Data extract
***
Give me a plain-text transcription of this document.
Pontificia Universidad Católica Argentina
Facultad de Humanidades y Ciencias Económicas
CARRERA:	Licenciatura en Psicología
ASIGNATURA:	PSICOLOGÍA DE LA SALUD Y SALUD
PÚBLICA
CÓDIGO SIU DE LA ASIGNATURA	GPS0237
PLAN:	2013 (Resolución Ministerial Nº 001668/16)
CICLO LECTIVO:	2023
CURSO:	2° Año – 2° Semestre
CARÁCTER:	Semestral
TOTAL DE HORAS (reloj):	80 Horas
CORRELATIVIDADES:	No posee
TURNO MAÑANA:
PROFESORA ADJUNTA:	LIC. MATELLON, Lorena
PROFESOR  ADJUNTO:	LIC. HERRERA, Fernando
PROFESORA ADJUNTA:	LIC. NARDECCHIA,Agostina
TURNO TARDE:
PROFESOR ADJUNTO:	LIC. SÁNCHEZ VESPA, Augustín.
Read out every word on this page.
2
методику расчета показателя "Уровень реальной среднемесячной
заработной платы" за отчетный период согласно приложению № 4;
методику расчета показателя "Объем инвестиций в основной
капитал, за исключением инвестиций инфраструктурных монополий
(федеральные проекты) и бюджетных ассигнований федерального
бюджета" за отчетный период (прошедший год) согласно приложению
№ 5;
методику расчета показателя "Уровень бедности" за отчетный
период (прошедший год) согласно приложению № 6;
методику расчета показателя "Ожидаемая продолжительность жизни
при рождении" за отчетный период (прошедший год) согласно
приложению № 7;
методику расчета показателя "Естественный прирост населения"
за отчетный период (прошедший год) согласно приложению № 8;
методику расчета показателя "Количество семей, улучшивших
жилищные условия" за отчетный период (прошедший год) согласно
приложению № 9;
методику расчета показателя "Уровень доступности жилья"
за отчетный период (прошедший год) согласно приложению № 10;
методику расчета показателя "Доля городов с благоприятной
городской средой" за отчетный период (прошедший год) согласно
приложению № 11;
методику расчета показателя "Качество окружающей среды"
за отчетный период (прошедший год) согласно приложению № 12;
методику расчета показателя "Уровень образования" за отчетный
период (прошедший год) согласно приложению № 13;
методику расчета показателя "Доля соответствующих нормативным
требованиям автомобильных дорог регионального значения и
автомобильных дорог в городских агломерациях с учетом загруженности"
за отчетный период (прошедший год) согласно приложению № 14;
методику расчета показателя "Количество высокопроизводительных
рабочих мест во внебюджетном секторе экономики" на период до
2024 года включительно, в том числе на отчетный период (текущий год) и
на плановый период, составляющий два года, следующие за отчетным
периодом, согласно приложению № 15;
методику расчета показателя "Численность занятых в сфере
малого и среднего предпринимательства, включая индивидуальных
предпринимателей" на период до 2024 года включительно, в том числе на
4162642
***
Set problem
Repeat every line of the data, exactly and in full.

Response to this task
Give me a plain-text transcription of this document.
Pontificia Universidad Católica Argentina
Facultad de Humanidades y Ciencias Económicas
CARRERA:	Licenciatura en Psicología
ASIGNATURA:	PSICOLOGÍA DE LA SALUD Y SALUD
PÚBLICA
CÓDIGO SIU DE LA ASIGNATURA	GPS0237
PLAN:	2013 (Resolución Ministerial Nº 001668/16)
CICLO LECTIVO:	2023
CURSO:	2° Año – 2° Semestre
CARÁCTER:	Semestral
TOTAL DE HORAS (reloj):	80 Horas
CORRELATIVIDADES:	No posee
TURNO MAÑANA:
PROFESORA ADJUNTA:	LIC. MATELLON, Lorena
PROFESOR  ADJUNTO:	LIC. HERRERA, Fernando
PROFESORA ADJUNTA:	LIC. NARDECCHIA,Agostina
TURNO TARDE:
PROFESOR ADJUNTO:	LIC. SÁNCHEZ VESPA, Augustín.
Read out every word on this page.
2
методику расчета показателя "Уровень реальной среднемесячной
заработной платы" за отчетный период согласно приложению № 4;
методику расчета показателя "Объем инвестиций в основной
капитал, за исключением инвестиций инфраструктурных монополий
(федеральные проекты) и бюджетных ассигнований федерального
бюджета" за отчетный период (прошедший год) согласно приложению
№ 5;
методику расчета показателя "Уровень бедности" за отчетный
период (прошедший год) согласно приложению № 6;
методику расчета показателя "Ожидаемая продолжительность жизни
при рождении" за отчетный период (прошедший год) согласно
приложению № 7;
методику расчета показателя "Естественный прирост населения"
за отчетный период (прошедший год) согласно приложению № 8;
методику расчета показателя "Количество семей, улучшивших
жилищные условия" за отчетный период (прошедший год) согласно
приложению № 9;
методику расчета показателя "Уровень доступности жилья"
за отчетный период (прошедший год) согласно приложению № 10;
методику расчета показателя "Доля городов с благоприятной
городской средой" за отчетный период (прошедший год) согласно
приложению № 11;
методику расчета показателя "Качество окружающей среды"
за отчетный период (прошедший год) согласно приложению № 12;
методику расчета показателя "Уровень образования" за отчетный
период (прошедший год) согласно приложению № 13;
методику расчета показателя "Доля соответствующих нормативным
требованиям автомобильных дорог регионального значения и
автомобильных дорог в городских агломерациях с учетом загруженности"
за отчетный период (прошедший год) согласно приложению № 14;
методику расчета показателя "Количество высокопроизводительных
рабочих мест во внебюджетном секторе экономики" на период до
2024 года включительно, в том числе на отчетный период (текущий год) и
на плановый период, составляющий два года, следующие за отчетным
периодом, согласно приложению № 15;
методику расчета показателя "Численность занятых в сфере
малого и среднего предпринимательства, включая индивидуальных
предпринимателей" на период до 2024 года включительно, в том числе на
4162642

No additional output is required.